#### Input data:
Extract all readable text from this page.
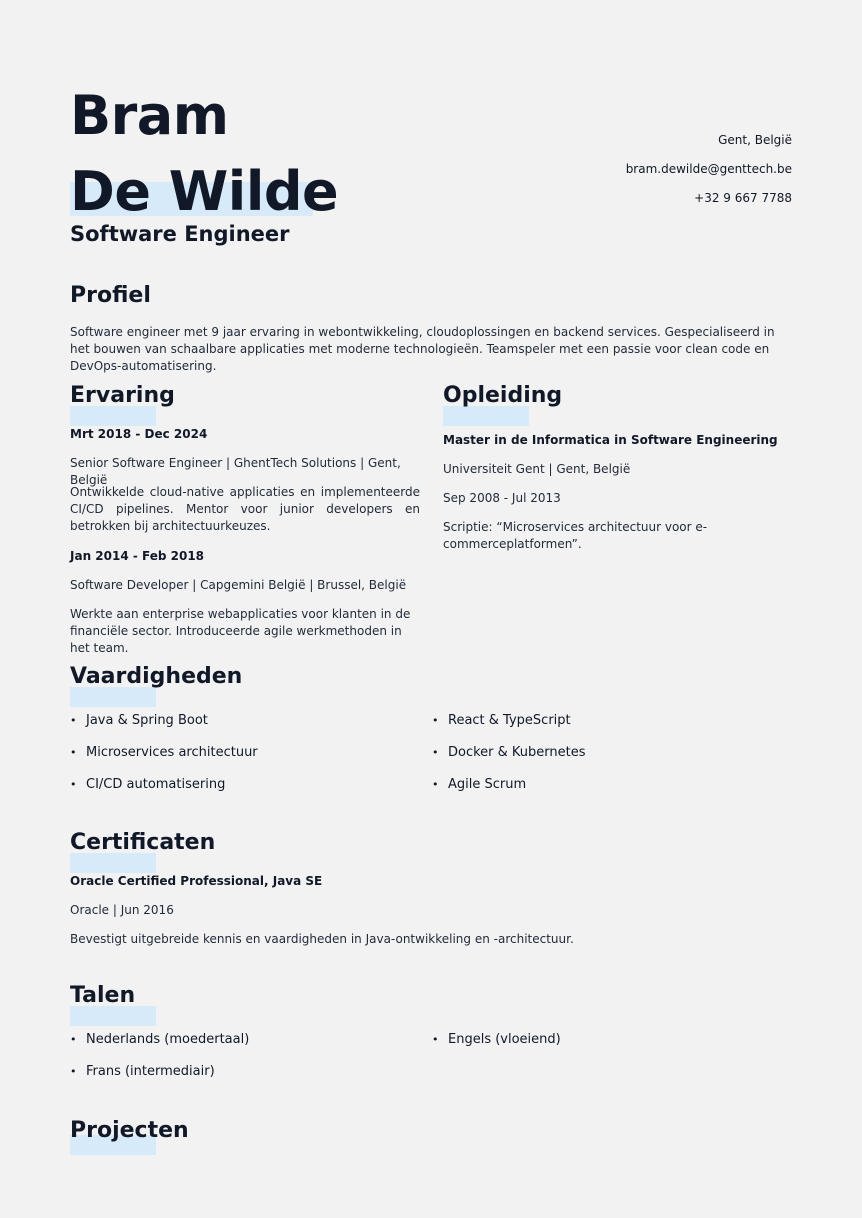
Bram
De Wilde
Software Engineer
Gent, België
bram.dewilde@genttech.be
+32 9 667 7788
Profiel
Software engineer met 9 jaar ervaring in webontwikkeling, cloudoplossingen en backend services. Gespecialiseerd in het bouwen van schaalbare applicaties met moderne technologieën. Teamspeler met een passie voor clean code en DevOps-automatisering.
Ervaring
Mrt 2018 - Dec 2024
Senior Software Engineer | GhentTech Solutions | Gent, België
Ontwikkelde cloud-native applicaties en implementeerde CI/CD pipelines. Mentor voor junior developers en betrokken bij architectuurkeuzes.
Jan 2014 - Feb 2018
Software Developer | Capgemini België | Brussel, België
Werkte aan enterprise webapplicaties voor klanten in de financiële sector. Introduceerde agile werkmethoden in het team.
Opleiding
Master in de Informatica in Software Engineering
Universiteit Gent | Gent, België
Sep 2008 - Jul 2013
Scriptie: “Microservices architectuur voor e-commerceplatformen”.
Vaardigheden
• Java & Spring Boot
• Microservices architectuur
• CI/CD automatisering
• React & TypeScript
• Docker & Kubernetes
• Agile Scrum
Certificaten
Oracle Certified Professional, Java SE
Oracle | Jun 2016
Bevestigt uitgebreide kennis en vaardigheden in Java-ontwikkeling en -architectuur.
Talen
• Nederlands (moedertaal)
• Frans (intermediair)
• Engels (vloeiend)
Projecten
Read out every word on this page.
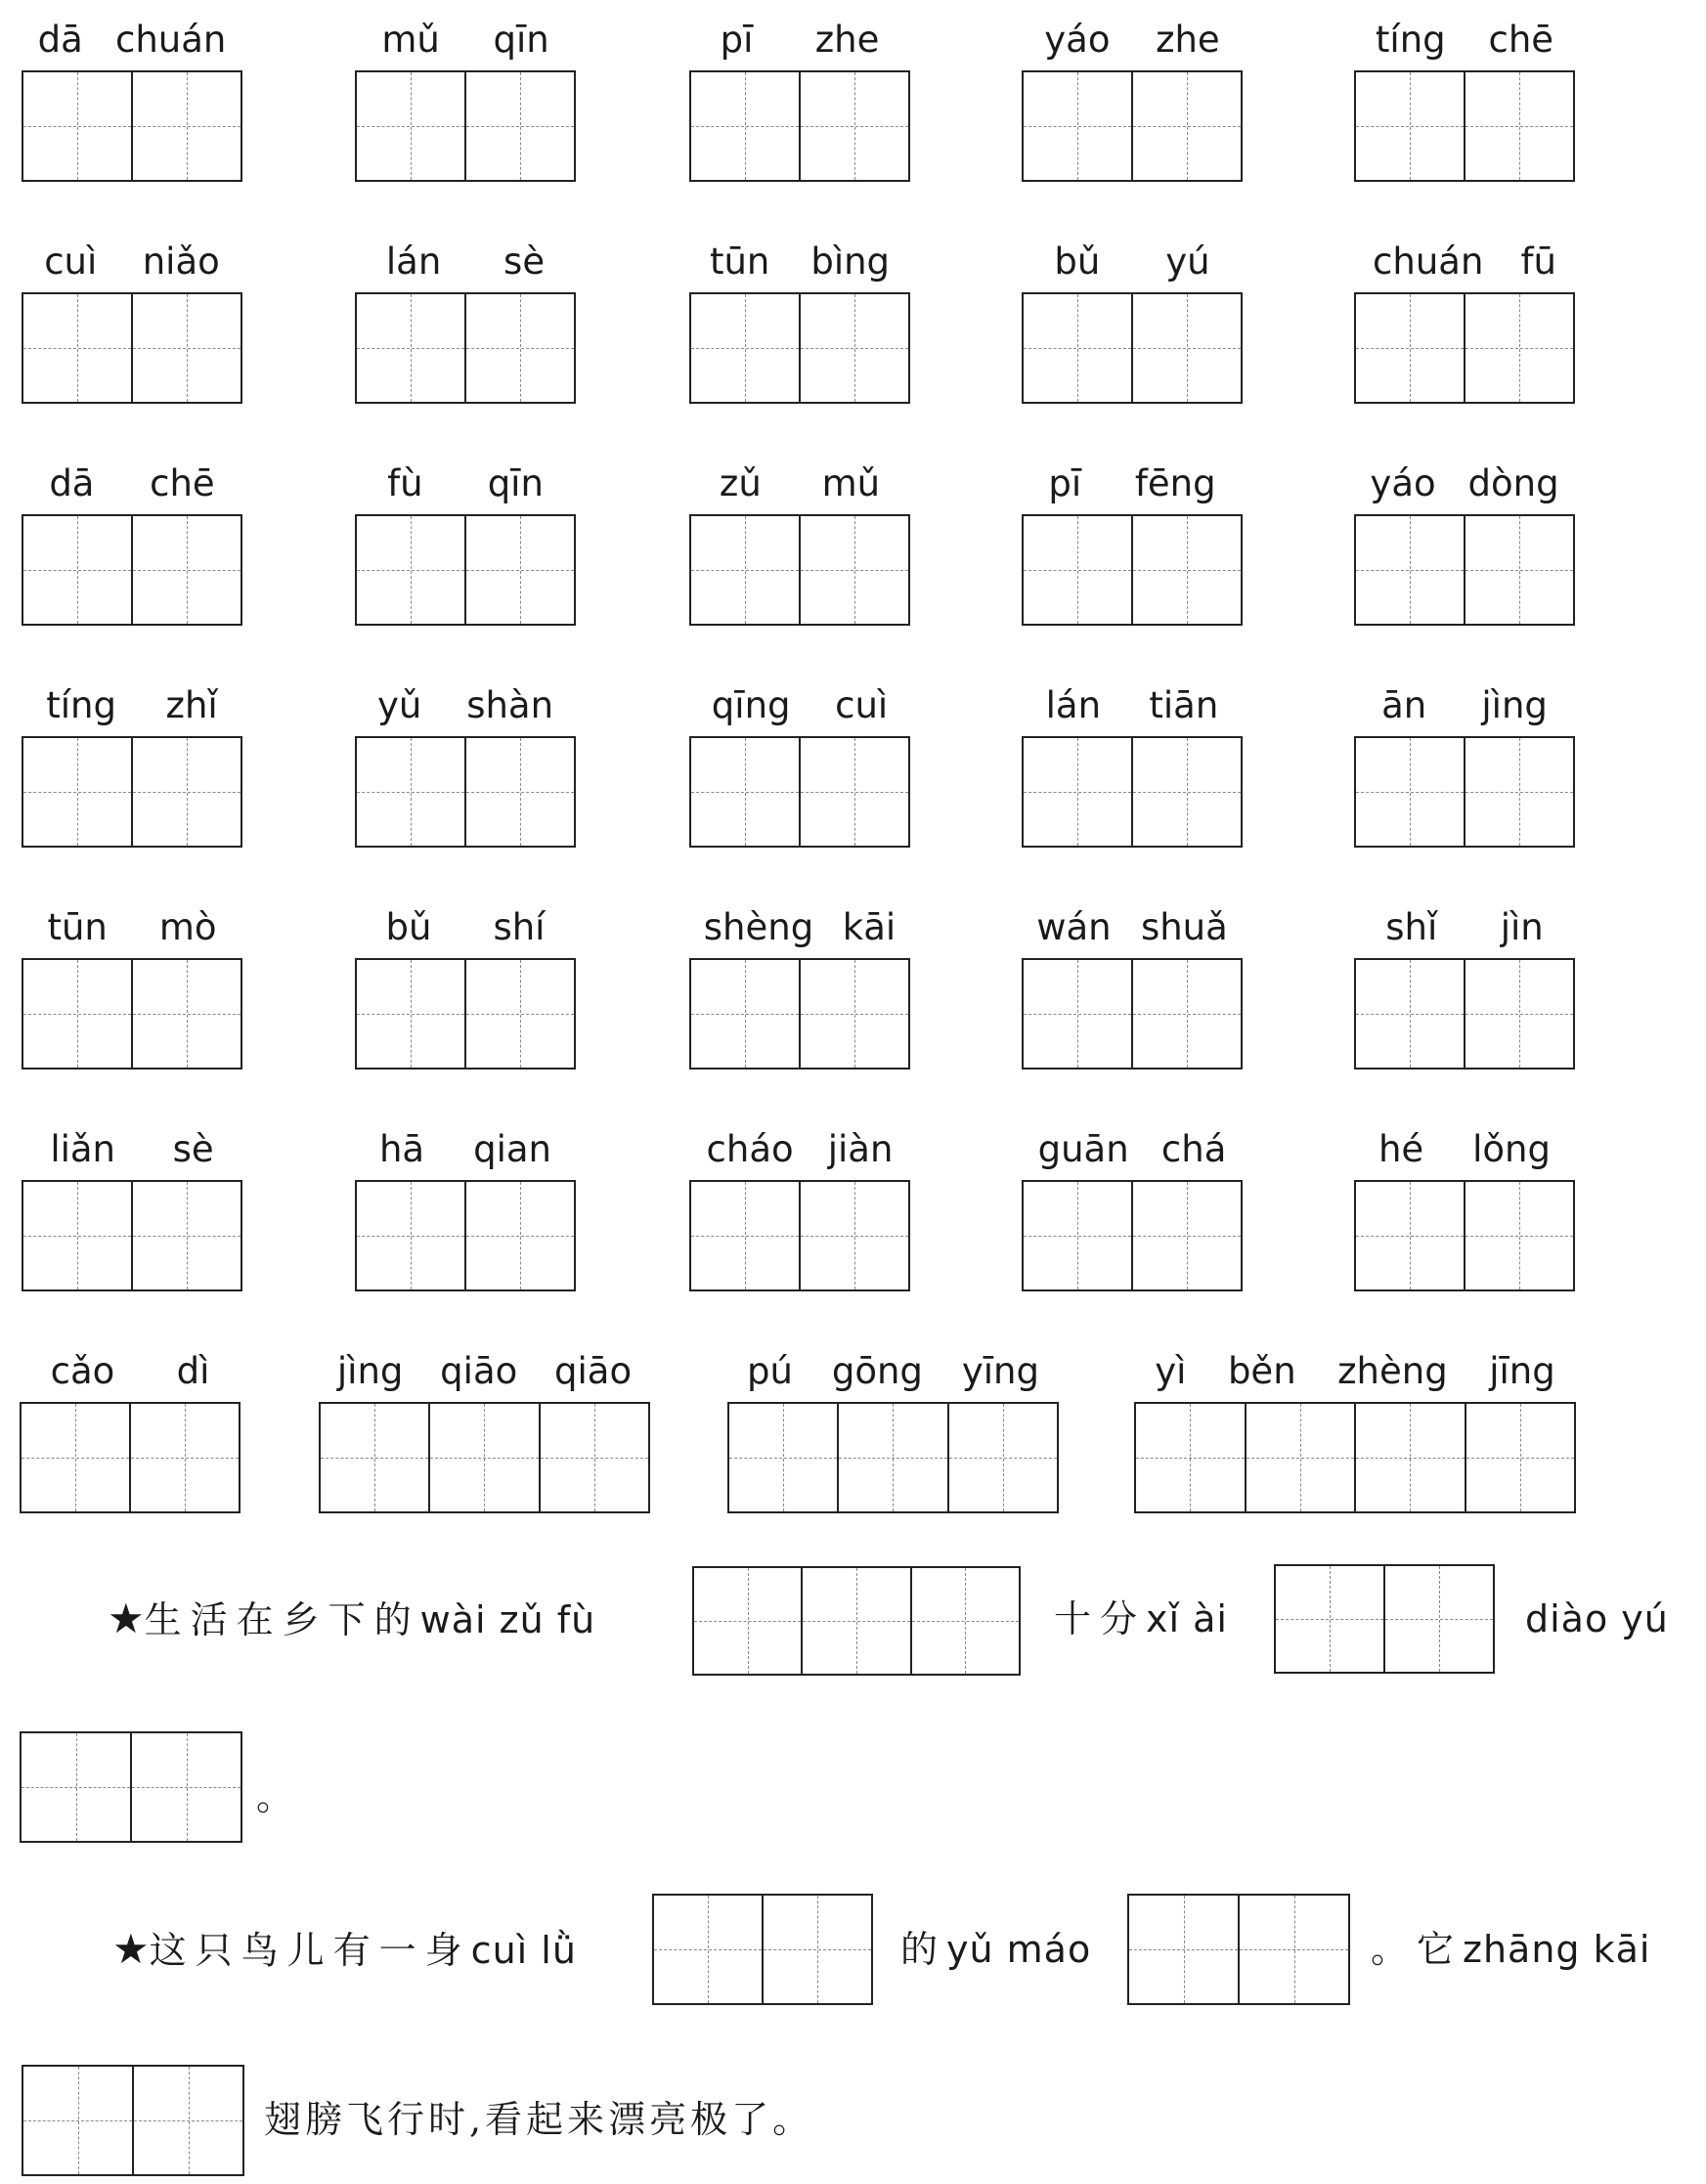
dā chuán	mǔ qīn	pī zhe	yáo zhe	tíng chē
cuì niǎo	lán sè	tūn bìng	bǔ yú	chuán fū
dā chē	fù qīn	zǔ mǔ	pī fēng	yáo dòng
tíng zhǐ	yǔ shàn	qīng cuì	lán tiān	ān jìng
tūn mò	bǔ shí	shèng kāi	wán shuǎ	shǐ jìn
liǎn sè	hā qian	cháo jiàn	guān chá	hé lǒng
cǎo dì	jìng qiāo qiāo	pú gōng yīng	yì běn zhèng jīng
★生活在乡下的wài zǔ fù	十分xǐ ài	diào yú
。
★这只鸟儿有一身cuì lǜ	的yǔ máo	。它zhāng kāi
翅膀飞行时,看起来漂亮极了。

#### What you will do:
No pictures belong in the copy: reproduce exactly the lines above from the one that contains "Read out every word on this page." through the last line of the entries.

#### Result:
Read out every word on this page.
dā chuán	mǔ qīn	pī zhe	yáo zhe	tíng chē
cuì niǎo	lán sè	tūn bìng	bǔ yú	chuán fū
dā chē	fù qīn	zǔ mǔ	pī fēng	yáo dòng
tíng zhǐ	yǔ shàn	qīng cuì	lán tiān	ān jìng
tūn mò	bǔ shí	shèng kāi	wán shuǎ	shǐ jìn
liǎn sè	hā qian	cháo jiàn	guān chá	hé lǒng
cǎo dì	jìng qiāo qiāo	pú gōng yīng	yì běn zhèng jīng
★生活在乡下的wài zǔ fù	十分xǐ ài	diào yú
。
★这只鸟儿有一身cuì lǜ	的yǔ máo	。它zhāng kāi
翅膀飞行时,看起来漂亮极了。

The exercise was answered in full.